## PAGE
══════
What I really believe: essentially every raw genealogical record that we wish to extract information from can be thought of as describing an event, many of them multi-roled. Thus the object called a "Record" in the Record model I would simply call an Event object. The key facts about an Event object are its date and place and its role-players, so I wouldn't try to be fancy and think of these as examples of facts, but as they are as dates and places. The personas are constructed more or less as in the current Record model. The only issue becomes how are facts about the person that are true WITH RESPECT TO THE INTRINSIC PERSON, versus the facts that true WITHIN THE CONTEXT OF THE EVENT, to be treated differently.

The obvious answer to me has always been facts intrinsic to the person are put in the persona record, and facts true about the person only within the context of the event are placed in the role-references (that also contain the actual persona pointers) within the event objects.
══════
[Data records]
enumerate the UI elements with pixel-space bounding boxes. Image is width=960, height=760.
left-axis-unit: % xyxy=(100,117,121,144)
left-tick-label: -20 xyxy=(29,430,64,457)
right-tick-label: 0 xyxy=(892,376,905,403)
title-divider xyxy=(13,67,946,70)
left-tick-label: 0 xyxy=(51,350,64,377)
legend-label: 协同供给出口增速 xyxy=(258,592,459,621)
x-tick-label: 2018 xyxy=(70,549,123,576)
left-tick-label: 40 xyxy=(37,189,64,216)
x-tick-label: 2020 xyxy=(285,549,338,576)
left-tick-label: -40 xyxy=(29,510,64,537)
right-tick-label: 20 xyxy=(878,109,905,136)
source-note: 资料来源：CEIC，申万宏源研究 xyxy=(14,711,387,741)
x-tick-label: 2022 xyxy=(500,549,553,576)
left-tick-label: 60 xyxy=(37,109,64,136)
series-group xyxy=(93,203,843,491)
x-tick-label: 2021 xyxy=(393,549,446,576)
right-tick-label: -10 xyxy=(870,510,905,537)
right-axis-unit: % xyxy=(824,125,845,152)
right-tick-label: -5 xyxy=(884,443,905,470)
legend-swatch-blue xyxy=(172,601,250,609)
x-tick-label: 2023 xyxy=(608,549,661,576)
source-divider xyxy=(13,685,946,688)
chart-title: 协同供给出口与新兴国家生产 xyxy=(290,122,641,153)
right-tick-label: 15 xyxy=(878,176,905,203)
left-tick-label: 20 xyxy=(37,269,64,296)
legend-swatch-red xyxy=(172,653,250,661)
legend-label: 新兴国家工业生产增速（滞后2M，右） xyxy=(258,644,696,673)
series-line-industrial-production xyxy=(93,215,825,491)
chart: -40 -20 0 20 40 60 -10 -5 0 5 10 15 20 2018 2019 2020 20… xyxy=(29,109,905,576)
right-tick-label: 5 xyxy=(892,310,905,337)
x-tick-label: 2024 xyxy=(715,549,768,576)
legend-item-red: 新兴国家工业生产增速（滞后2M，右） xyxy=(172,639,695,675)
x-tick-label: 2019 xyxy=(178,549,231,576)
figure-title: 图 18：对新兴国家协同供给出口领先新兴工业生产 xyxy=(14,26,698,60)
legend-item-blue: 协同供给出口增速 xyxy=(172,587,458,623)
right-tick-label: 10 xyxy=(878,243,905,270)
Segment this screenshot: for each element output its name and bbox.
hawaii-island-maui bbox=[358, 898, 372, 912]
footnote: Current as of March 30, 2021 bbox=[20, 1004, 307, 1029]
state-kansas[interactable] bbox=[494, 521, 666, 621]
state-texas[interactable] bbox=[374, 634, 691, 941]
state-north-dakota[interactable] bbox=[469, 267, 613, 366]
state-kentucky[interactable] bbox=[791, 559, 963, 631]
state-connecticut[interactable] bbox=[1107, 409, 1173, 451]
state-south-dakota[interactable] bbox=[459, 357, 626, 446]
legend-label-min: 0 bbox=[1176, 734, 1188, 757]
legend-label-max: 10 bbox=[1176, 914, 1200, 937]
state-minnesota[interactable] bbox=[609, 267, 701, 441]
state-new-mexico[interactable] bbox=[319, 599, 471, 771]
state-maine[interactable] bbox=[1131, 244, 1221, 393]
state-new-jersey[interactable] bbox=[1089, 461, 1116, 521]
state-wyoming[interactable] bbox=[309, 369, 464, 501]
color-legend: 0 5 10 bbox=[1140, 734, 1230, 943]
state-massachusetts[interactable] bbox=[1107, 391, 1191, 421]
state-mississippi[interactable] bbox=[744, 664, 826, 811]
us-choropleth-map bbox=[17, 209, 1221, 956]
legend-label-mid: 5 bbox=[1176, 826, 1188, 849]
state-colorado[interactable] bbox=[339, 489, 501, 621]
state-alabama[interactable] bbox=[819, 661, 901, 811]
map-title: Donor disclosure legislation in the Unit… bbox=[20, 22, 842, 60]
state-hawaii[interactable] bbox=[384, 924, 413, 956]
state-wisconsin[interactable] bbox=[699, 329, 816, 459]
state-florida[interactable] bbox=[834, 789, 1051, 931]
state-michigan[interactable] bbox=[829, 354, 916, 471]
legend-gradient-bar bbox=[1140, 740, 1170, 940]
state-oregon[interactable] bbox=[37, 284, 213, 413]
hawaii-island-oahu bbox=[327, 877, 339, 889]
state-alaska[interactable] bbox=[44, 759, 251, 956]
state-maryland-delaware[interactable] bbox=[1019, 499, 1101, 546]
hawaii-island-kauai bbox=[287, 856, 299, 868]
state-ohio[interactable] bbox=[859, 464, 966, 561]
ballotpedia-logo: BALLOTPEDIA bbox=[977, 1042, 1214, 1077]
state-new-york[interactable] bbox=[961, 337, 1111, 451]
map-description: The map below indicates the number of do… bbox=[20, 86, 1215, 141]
══════
## TASK LIST
- A) From the post about genealogical records, reproduce word for word the passage from "What I really" to "be treated differently.".
- B) According to the post about genealogical records, where should facts that are true about a person only within the context of an event be placed?

## TASK-BY-TASK ANSWERS
- A)
What I really believe: essentially every raw genealogical record that we wish to extract information from can be thought of as describing an event, many of them multi-roled. Thus the object called a "Record" in the Record model I would simply call an Event object. The key facts about an Event object are its date and place and its role-players, so I wouldn't try to be fancy and think of these as examples of facts, but as they are as dates and places. The personas are constructed more or less as in the current Record model. The only issue becomes how are facts about the person that are true WITH RESPECT TO THE INTRINSIC PERSON, versus the facts that true WITHIN THE CONTEXT OF THE EVENT, to be treated differently.

- B) In the role-references within the event objects, which also contain the actual persona pointers.